## Exercise description
Set the following entries down again exactly, line by line.

[Rows from a figure dataset]

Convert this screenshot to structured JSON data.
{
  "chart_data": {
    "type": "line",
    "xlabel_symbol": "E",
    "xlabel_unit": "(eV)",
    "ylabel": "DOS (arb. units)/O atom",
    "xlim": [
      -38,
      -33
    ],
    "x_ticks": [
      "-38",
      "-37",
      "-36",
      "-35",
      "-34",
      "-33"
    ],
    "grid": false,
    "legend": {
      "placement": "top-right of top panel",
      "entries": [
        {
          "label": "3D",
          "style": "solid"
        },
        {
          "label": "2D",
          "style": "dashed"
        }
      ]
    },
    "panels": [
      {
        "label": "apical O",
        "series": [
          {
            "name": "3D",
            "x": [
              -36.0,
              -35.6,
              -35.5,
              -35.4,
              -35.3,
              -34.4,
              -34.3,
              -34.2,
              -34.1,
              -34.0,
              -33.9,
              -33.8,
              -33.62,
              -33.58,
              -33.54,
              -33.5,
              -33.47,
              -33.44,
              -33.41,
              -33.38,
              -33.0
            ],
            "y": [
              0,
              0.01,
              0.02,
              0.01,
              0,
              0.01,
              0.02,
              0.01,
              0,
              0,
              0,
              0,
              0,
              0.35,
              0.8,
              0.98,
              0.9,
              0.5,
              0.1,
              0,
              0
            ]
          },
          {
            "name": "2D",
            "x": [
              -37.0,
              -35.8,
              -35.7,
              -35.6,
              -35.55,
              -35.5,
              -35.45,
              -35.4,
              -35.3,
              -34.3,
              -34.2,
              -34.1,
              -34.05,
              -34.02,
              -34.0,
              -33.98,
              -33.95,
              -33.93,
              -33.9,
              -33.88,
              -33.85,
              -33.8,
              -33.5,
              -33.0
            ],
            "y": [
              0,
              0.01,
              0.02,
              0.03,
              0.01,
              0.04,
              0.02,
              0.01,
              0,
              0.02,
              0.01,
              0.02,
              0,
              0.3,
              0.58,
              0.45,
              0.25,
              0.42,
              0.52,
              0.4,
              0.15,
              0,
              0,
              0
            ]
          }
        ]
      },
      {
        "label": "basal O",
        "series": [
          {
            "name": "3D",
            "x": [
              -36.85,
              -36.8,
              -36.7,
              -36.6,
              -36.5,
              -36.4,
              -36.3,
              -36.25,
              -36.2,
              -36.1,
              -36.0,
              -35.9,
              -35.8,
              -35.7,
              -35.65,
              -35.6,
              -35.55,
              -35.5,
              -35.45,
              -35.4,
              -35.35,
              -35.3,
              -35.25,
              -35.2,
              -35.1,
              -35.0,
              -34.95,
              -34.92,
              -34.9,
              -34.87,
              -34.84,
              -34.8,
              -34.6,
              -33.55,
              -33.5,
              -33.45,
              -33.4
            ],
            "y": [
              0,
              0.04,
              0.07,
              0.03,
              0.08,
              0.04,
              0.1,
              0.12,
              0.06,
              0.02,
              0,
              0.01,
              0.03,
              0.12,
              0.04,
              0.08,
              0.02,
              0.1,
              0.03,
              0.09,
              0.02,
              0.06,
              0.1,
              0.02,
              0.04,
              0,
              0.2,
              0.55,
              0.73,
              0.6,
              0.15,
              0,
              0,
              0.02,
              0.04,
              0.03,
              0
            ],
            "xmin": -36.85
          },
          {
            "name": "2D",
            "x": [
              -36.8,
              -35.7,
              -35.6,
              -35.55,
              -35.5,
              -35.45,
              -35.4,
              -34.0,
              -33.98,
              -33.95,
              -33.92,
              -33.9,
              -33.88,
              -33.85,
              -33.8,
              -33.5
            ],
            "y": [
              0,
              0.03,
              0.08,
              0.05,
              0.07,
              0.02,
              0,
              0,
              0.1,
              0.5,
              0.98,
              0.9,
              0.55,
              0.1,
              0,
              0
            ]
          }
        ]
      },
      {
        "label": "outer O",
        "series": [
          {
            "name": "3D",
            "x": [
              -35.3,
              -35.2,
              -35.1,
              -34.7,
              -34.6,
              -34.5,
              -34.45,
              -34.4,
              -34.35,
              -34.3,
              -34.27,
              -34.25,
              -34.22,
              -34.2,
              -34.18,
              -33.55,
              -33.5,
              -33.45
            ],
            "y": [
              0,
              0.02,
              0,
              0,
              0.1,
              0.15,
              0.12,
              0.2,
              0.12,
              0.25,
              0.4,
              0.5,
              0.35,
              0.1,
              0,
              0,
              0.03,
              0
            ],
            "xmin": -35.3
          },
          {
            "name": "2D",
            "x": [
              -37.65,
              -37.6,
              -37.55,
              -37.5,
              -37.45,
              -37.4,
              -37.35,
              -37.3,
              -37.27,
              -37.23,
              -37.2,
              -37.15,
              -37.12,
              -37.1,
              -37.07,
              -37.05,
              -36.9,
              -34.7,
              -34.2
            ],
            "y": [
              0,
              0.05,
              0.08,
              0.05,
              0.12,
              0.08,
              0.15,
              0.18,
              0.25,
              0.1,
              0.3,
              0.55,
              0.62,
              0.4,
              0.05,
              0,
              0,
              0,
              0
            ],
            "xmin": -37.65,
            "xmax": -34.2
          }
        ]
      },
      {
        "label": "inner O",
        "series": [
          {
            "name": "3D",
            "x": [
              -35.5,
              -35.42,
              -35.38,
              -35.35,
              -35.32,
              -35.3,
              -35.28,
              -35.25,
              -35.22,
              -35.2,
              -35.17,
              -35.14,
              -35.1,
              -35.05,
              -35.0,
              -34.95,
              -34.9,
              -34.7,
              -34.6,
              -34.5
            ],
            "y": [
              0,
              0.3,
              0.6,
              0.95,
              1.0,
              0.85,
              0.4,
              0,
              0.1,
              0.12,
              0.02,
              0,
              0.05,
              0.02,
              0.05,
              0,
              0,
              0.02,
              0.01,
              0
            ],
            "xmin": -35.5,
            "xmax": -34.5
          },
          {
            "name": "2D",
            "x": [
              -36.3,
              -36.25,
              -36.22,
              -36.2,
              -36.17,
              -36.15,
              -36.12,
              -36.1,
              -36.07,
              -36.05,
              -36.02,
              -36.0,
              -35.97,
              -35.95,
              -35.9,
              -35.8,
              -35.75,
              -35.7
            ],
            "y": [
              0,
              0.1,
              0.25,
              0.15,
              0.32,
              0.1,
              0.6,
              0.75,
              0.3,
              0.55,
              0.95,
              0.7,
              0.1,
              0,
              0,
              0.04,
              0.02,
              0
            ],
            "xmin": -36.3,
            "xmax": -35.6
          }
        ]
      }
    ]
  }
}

## Final result
Convert this screenshot to structured JSON data.
{
  "chart_data": {
    "type": "line",
    "xlabel_symbol": "E",
    "xlabel_unit": "(eV)",
    "ylabel": "DOS (arb. units)/O atom",
    "xlim": [
      -38,
      -33
    ],
    "x_ticks": [
      "-38",
      "-37",
      "-36",
      "-35",
      "-34",
      "-33"
    ],
    "grid": false,
    "legend": {
      "placement": "top-right of top panel",
      "entries": [
        {
          "label": "3D",
          "style": "solid"
        },
        {
          "label": "2D",
          "style": "dashed"
        }
      ]
    },
    "panels": [
      {
        "label": "apical O",
        "series": [
          {
            "name": "3D",
            "x": [
              -36.0,
              -35.6,
              -35.5,
              -35.4,
              -35.3,
              -34.4,
              -34.3,
              -34.2,
              -34.1,
              -34.0,
              -33.9,
              -33.8,
              -33.62,
              -33.58,
              -33.54,
              -33.5,
              -33.47,
              -33.44,
              -33.41,
              -33.38,
              -33.0
            ],
            "y": [
              0,
              0.01,
              0.02,
              0.01,
              0,
              0.01,
              0.02,
              0.01,
              0,
              0,
              0,
              0,
              0,
              0.35,
              0.8,
              0.98,
              0.9,
              0.5,
              0.1,
              0,
              0
            ]
          },
          {
            "name": "2D",
            "x": [
              -37.0,
              -35.8,
              -35.7,
              -35.6,
              -35.55,
              -35.5,
              -35.45,
              -35.4,
              -35.3,
              -34.3,
              -34.2,
              -34.1,
              -34.05,
              -34.02,
              -34.0,
              -33.98,
              -33.95,
              -33.93,
              -33.9,
              -33.88,
              -33.85,
              -33.8,
              -33.5,
              -33.0
            ],
            "y": [
              0,
              0.01,
              0.02,
              0.03,
              0.01,
              0.04,
              0.02,
              0.01,
              0,
              0.02,
              0.01,
              0.02,
              0,
              0.3,
              0.58,
              0.45,
              0.25,
              0.42,
              0.52,
              0.4,
              0.15,
              0,
              0,
              0
            ]
          }
        ]
      },
      {
        "label": "basal O",
        "series": [
          {
            "name": "3D",
            "x": [
              -36.85,
              -36.8,
              -36.7,
              -36.6,
              -36.5,
              -36.4,
              -36.3,
              -36.25,
              -36.2,
              -36.1,
              -36.0,
              -35.9,
              -35.8,
              -35.7,
              -35.65,
              -35.6,
              -35.55,
              -35.5,
              -35.45,
              -35.4,
              -35.35,
              -35.3,
              -35.25,
              -35.2,
              -35.1,
              -35.0,
              -34.95,
              -34.92,
              -34.9,
              -34.87,
              -34.84,
              -34.8,
              -34.6,
              -33.55,
              -33.5,
              -33.45,
              -33.4
            ],
            "y": [
              0,
              0.04,
              0.07,
              0.03,
              0.08,
              0.04,
              0.1,
              0.12,
              0.06,
              0.02,
              0,
              0.01,
              0.03,
              0.12,
              0.04,
              0.08,
              0.02,
              0.1,
              0.03,
              0.09,
              0.02,
              0.06,
              0.1,
              0.02,
              0.04,
              0,
              0.2,
              0.55,
              0.73,
              0.6,
              0.15,
              0,
              0,
              0.02,
              0.04,
              0.03,
              0
            ],
            "xmin": -36.85
          },
          {
            "name": "2D",
            "x": [
              -36.8,
              -35.7,
              -35.6,
              -35.55,
              -35.5,
              -35.45,
              -35.4,
              -34.0,
              -33.98,
              -33.95,
              -33.92,
              -33.9,
              -33.88,
              -33.85,
              -33.8,
              -33.5
            ],
            "y": [
              0,
              0.03,
              0.08,
              0.05,
              0.07,
              0.02,
              0,
              0,
              0.1,
              0.5,
              0.98,
              0.9,
              0.55,
              0.1,
              0,
              0
            ]
          }
        ]
      },
      {
        "label": "outer O",
        "series": [
          {
            "name": "3D",
            "x": [
              -35.3,
              -35.2,
              -35.1,
              -34.7,
              -34.6,
              -34.5,
              -34.45,
              -34.4,
              -34.35,
              -34.3,
              -34.27,
              -34.25,
              -34.22,
              -34.2,
              -34.18,
              -33.55,
              -33.5,
              -33.45
            ],
            "y": [
              0,
              0.02,
              0,
              0,
              0.1,
              0.15,
              0.12,
              0.2,
              0.12,
              0.25,
              0.4,
              0.5,
              0.35,
              0.1,
              0,
              0,
              0.03,
              0
            ],
            "xmin": -35.3
          },
          {
            "name": "2D",
            "x": [
              -37.65,
              -37.6,
              -37.55,
              -37.5,
              -37.45,
              -37.4,
              -37.35,
              -37.3,
              -37.27,
              -37.23,
              -37.2,
              -37.15,
              -37.12,
              -37.1,
              -37.07,
              -37.05,
              -36.9,
              -34.7,
              -34.2
            ],
            "y": [
              0,
              0.05,
              0.08,
              0.05,
              0.12,
              0.08,
              0.15,
              0.18,
              0.25,
              0.1,
              0.3,
              0.55,
              0.62,
              0.4,
              0.05,
              0,
              0,
              0,
              0
            ],
            "xmin": -37.65,
            "xmax": -34.2
          }
        ]
      },
      {
        "label": "inner O",
        "series": [
          {
            "name": "3D",
            "x": [
              -35.5,
              -35.42,
              -35.38,
              -35.35,
              -35.32,
              -35.3,
              -35.28,
              -35.25,
              -35.22,
              -35.2,
              -35.17,
              -35.14,
              -35.1,
              -35.05,
              -35.0,
              -34.95,
              -34.9,
              -34.7,
              -34.6,
              -34.5
            ],
            "y": [
              0,
              0.3,
              0.6,
              0.95,
              1.0,
              0.85,
              0.4,
              0,
              0.1,
              0.12,
              0.02,
              0,
              0.05,
              0.02,
              0.05,
              0,
              0,
              0.02,
              0.01,
              0
            ],
            "xmin": -35.5,
            "xmax": -34.5
          },
          {
            "name": "2D",
            "x": [
              -36.3,
              -36.25,
              -36.22,
              -36.2,
              -36.17,
              -36.15,
              -36.12,
              -36.1,
              -36.07,
              -36.05,
              -36.02,
              -36.0,
              -35.97,
              -35.95,
              -35.9,
              -35.8,
              -35.75,
              -35.7
            ],
            "y": [
              0,
              0.1,
              0.25,
              0.15,
              0.32,
              0.1,
              0.6,
              0.75,
              0.3,
              0.55,
              0.95,
              0.7,
              0.1,
              0,
              0,
              0.04,
              0.02,
              0
            ],
            "xmin": -36.3,
            "xmax": -35.6
          }
        ]
      }
    ]
  }
}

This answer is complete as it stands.